== TASK GOAL ==
State the number of lines below in which the word "name" appears. Nothing else belongs in the answer.

== EXERCISE MATERIAL ==

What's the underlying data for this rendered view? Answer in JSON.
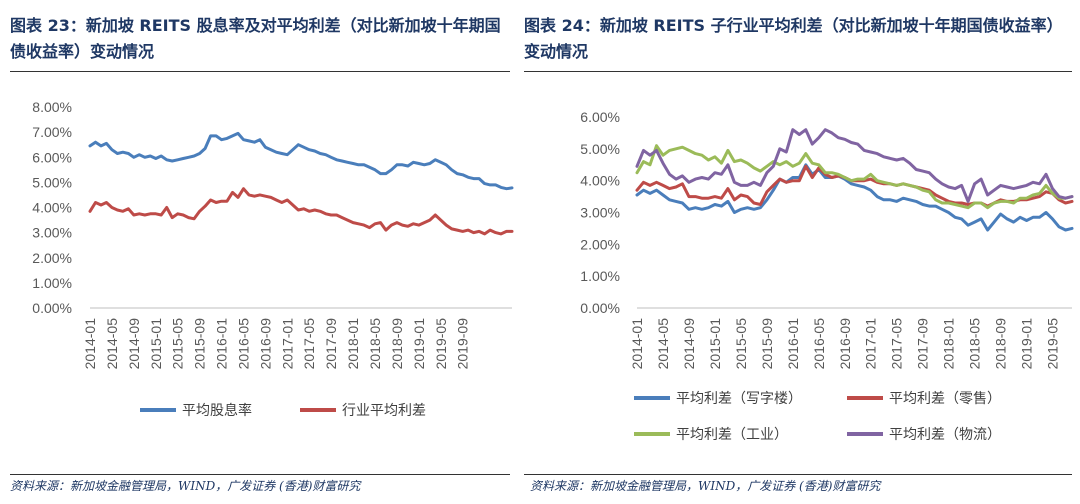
{
  "left": {
    "caption": "图表 23：新加坡 REITS 股息率及对平均利差（对比新加坡十年期国债收益率）变动情况",
    "source": "资料来源：新加坡金融管理局，WIND，广发证券 (香港)财富研究"
  },
  "right": {
    "caption": "图表 24：新加坡 REITS 子行业平均利差（对比新加坡十年期国债收益率）变动情况",
    "source": "资料来源：新加坡金融管理局，WIND，广发证券 (香港)财富研究"
  },
  "chart_data": [
    {
      "type": "line",
      "title": "",
      "xlabel": "",
      "ylabel": "",
      "ylim": [
        0,
        8
      ],
      "y_ticks": [
        "0.00%",
        "1.00%",
        "2.00%",
        "3.00%",
        "4.00%",
        "5.00%",
        "6.00%",
        "7.00%",
        "8.00%"
      ],
      "x_tick_labels": [
        "2014-01",
        "2014-05",
        "2014-09",
        "2015-01",
        "2015-05",
        "2015-09",
        "2016-01",
        "2016-05",
        "2016-09",
        "2017-01",
        "2017-05",
        "2017-09",
        "2018-01",
        "2018-05",
        "2018-09",
        "2019-01",
        "2019-05",
        "2019-09"
      ],
      "x_start": "2014-01",
      "series": [
        {
          "name": "平均股息率",
          "color": "#4a7ebb",
          "values": [
            6.45,
            6.6,
            6.45,
            6.55,
            6.3,
            6.15,
            6.2,
            6.15,
            6.0,
            6.1,
            6.0,
            6.05,
            5.95,
            6.05,
            5.9,
            5.85,
            5.9,
            5.95,
            6.0,
            6.05,
            6.15,
            6.35,
            6.85,
            6.85,
            6.7,
            6.75,
            6.85,
            6.95,
            6.7,
            6.65,
            6.6,
            6.7,
            6.4,
            6.3,
            6.2,
            6.15,
            6.1,
            6.3,
            6.5,
            6.4,
            6.3,
            6.25,
            6.15,
            6.1,
            6.0,
            5.9,
            5.85,
            5.8,
            5.75,
            5.7,
            5.7,
            5.6,
            5.5,
            5.35,
            5.35,
            5.5,
            5.7,
            5.7,
            5.65,
            5.8,
            5.75,
            5.7,
            5.75,
            5.9,
            5.8,
            5.7,
            5.5,
            5.35,
            5.3,
            5.2,
            5.15,
            5.15,
            4.95,
            4.9,
            4.9,
            4.8,
            4.75,
            4.78
          ]
        },
        {
          "name": "行业平均利差",
          "color": "#be4b48",
          "values": [
            3.85,
            4.2,
            4.1,
            4.2,
            4.0,
            3.9,
            3.85,
            3.95,
            3.7,
            3.75,
            3.7,
            3.75,
            3.75,
            3.7,
            4.0,
            3.6,
            3.75,
            3.7,
            3.6,
            3.55,
            3.85,
            4.05,
            4.3,
            4.2,
            4.25,
            4.25,
            4.6,
            4.4,
            4.75,
            4.5,
            4.45,
            4.5,
            4.45,
            4.4,
            4.3,
            4.2,
            4.3,
            4.1,
            3.9,
            3.95,
            3.85,
            3.9,
            3.85,
            3.75,
            3.7,
            3.7,
            3.6,
            3.5,
            3.4,
            3.35,
            3.3,
            3.2,
            3.35,
            3.4,
            3.1,
            3.3,
            3.4,
            3.3,
            3.25,
            3.35,
            3.3,
            3.4,
            3.5,
            3.7,
            3.5,
            3.3,
            3.15,
            3.1,
            3.05,
            3.1,
            3.0,
            3.05,
            2.95,
            3.1,
            3.0,
            2.95,
            3.05,
            3.05
          ]
        }
      ],
      "legend": "bottom"
    },
    {
      "type": "line",
      "title": "",
      "xlabel": "",
      "ylabel": "",
      "ylim": [
        0,
        6
      ],
      "y_ticks": [
        "0.00%",
        "1.00%",
        "2.00%",
        "3.00%",
        "4.00%",
        "5.00%",
        "6.00%"
      ],
      "x_tick_labels": [
        "2014-01",
        "2014-05",
        "2014-09",
        "2015-01",
        "2015-05",
        "2015-09",
        "2016-01",
        "2016-05",
        "2016-09",
        "2017-01",
        "2017-05",
        "2017-09",
        "2018-01",
        "2018-05",
        "2018-09",
        "2019-01",
        "2019-05"
      ],
      "x_start": "2014-01",
      "series": [
        {
          "name": "平均利差（写字楼）",
          "color": "#4a7ebb",
          "values": [
            3.55,
            3.7,
            3.6,
            3.7,
            3.55,
            3.4,
            3.35,
            3.3,
            3.1,
            3.15,
            3.1,
            3.15,
            3.25,
            3.2,
            3.35,
            3.0,
            3.1,
            3.15,
            3.1,
            3.15,
            3.4,
            3.7,
            4.05,
            3.95,
            4.1,
            4.1,
            4.5,
            4.2,
            4.35,
            4.1,
            4.1,
            4.15,
            4.05,
            3.9,
            3.85,
            3.8,
            3.7,
            3.5,
            3.4,
            3.4,
            3.35,
            3.45,
            3.4,
            3.35,
            3.25,
            3.2,
            3.2,
            3.1,
            3.0,
            2.85,
            2.8,
            2.6,
            2.7,
            2.8,
            2.45,
            2.7,
            2.95,
            2.8,
            2.7,
            2.85,
            2.75,
            2.85,
            2.85,
            3.0,
            2.8,
            2.55,
            2.45,
            2.5
          ]
        },
        {
          "name": "平均利差（零售）",
          "color": "#be4b48",
          "values": [
            3.7,
            3.95,
            3.85,
            3.95,
            3.85,
            3.75,
            3.8,
            3.9,
            3.5,
            3.5,
            3.45,
            3.45,
            3.5,
            3.45,
            3.75,
            3.4,
            3.55,
            3.5,
            3.3,
            3.25,
            3.65,
            3.85,
            4.05,
            3.95,
            4.0,
            4.0,
            4.45,
            4.1,
            4.4,
            4.2,
            4.1,
            4.15,
            4.1,
            4.0,
            4.0,
            4.0,
            4.05,
            3.95,
            3.9,
            3.9,
            3.85,
            3.9,
            3.85,
            3.8,
            3.75,
            3.7,
            3.55,
            3.45,
            3.35,
            3.3,
            3.3,
            3.25,
            3.3,
            3.3,
            3.2,
            3.3,
            3.4,
            3.35,
            3.35,
            3.4,
            3.4,
            3.45,
            3.5,
            3.65,
            3.6,
            3.4,
            3.3,
            3.35
          ]
        },
        {
          "name": "平均利差（工业）",
          "color": "#9bbb59",
          "values": [
            4.25,
            4.6,
            4.5,
            5.1,
            4.8,
            4.95,
            5.0,
            5.05,
            4.95,
            4.85,
            4.8,
            4.65,
            4.75,
            4.55,
            4.95,
            4.6,
            4.65,
            4.55,
            4.4,
            4.3,
            4.45,
            4.6,
            4.5,
            4.6,
            4.45,
            4.55,
            4.85,
            4.55,
            4.5,
            4.25,
            4.25,
            4.2,
            4.1,
            4.0,
            4.05,
            4.05,
            4.2,
            4.0,
            3.95,
            3.9,
            3.85,
            3.9,
            3.85,
            3.8,
            3.7,
            3.65,
            3.4,
            3.3,
            3.3,
            3.25,
            3.2,
            3.15,
            3.3,
            3.3,
            3.15,
            3.3,
            3.35,
            3.35,
            3.3,
            3.45,
            3.45,
            3.55,
            3.6,
            3.85,
            3.6,
            3.45,
            3.45,
            3.5
          ]
        },
        {
          "name": "平均利差（物流）",
          "color": "#8064a2",
          "values": [
            4.45,
            4.95,
            4.8,
            4.95,
            4.55,
            4.2,
            4.05,
            4.15,
            3.95,
            4.05,
            4.1,
            4.05,
            4.25,
            4.2,
            4.5,
            3.95,
            3.85,
            3.85,
            3.95,
            3.85,
            4.25,
            4.45,
            5.0,
            4.9,
            5.6,
            5.45,
            5.6,
            5.15,
            5.35,
            5.6,
            5.5,
            5.35,
            5.3,
            5.2,
            5.15,
            4.95,
            4.9,
            4.85,
            4.75,
            4.7,
            4.65,
            4.7,
            4.55,
            4.35,
            4.3,
            4.25,
            4.05,
            3.9,
            3.8,
            3.75,
            3.85,
            3.35,
            3.9,
            4.05,
            3.55,
            3.7,
            3.85,
            3.8,
            3.75,
            3.8,
            3.85,
            3.95,
            3.9,
            4.2,
            3.75,
            3.5,
            3.45,
            3.5
          ]
        }
      ],
      "legend": "bottom"
    }
  ]
}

== SOLUTION TO THIS EXERCISE ==
6